-- BEGIN ITEMS --
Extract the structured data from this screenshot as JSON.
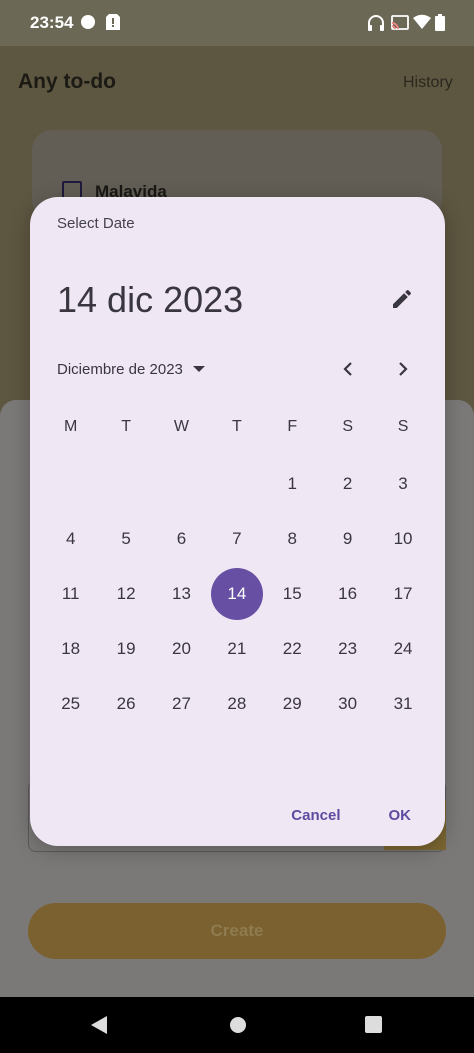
{
  "status_bar": {
    "time": "23:54"
  },
  "app": {
    "title": "Any to-do",
    "history_label": "History",
    "todo_item": "Malavida",
    "create_label": "Create"
  },
  "date_picker": {
    "heading": "Select Date",
    "selected_date": "14 dic 2023",
    "month_label": "Diciembre de 2023",
    "weekdays": [
      "M",
      "T",
      "W",
      "T",
      "F",
      "S",
      "S"
    ],
    "leading_blanks": 4,
    "days": [
      "1",
      "2",
      "3",
      "4",
      "5",
      "6",
      "7",
      "8",
      "9",
      "10",
      "11",
      "12",
      "13",
      "14",
      "15",
      "16",
      "17",
      "18",
      "19",
      "20",
      "21",
      "22",
      "23",
      "24",
      "25",
      "26",
      "27",
      "28",
      "29",
      "30",
      "31"
    ],
    "selected_day": "14",
    "cancel_label": "Cancel",
    "ok_label": "OK"
  },
  "colors": {
    "accent": "#6750a4",
    "dialog_bg": "#efe8f4"
  }
}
-- END ITEMS --
Skip the pictures and transcribe the rest of the records exactly.

Extract the structured data from this screenshot as JSON.
{
  "status_bar": {
    "time": "23:54"
  },
  "app": {
    "title": "Any to-do",
    "history_label": "History",
    "todo_item": "Malavida",
    "create_label": "Create"
  },
  "date_picker": {
    "heading": "Select Date",
    "selected_date": "14 dic 2023",
    "month_label": "Diciembre de 2023",
    "weekdays": [
      "M",
      "T",
      "W",
      "T",
      "F",
      "S",
      "S"
    ],
    "leading_blanks": 4,
    "days": [
      "1",
      "2",
      "3",
      "4",
      "5",
      "6",
      "7",
      "8",
      "9",
      "10",
      "11",
      "12",
      "13",
      "14",
      "15",
      "16",
      "17",
      "18",
      "19",
      "20",
      "21",
      "22",
      "23",
      "24",
      "25",
      "26",
      "27",
      "28",
      "29",
      "30",
      "31"
    ],
    "selected_day": "14",
    "cancel_label": "Cancel",
    "ok_label": "OK"
  },
  "colors": {
    "accent": "#6750a4",
    "dialog_bg": "#efe8f4"
  }
}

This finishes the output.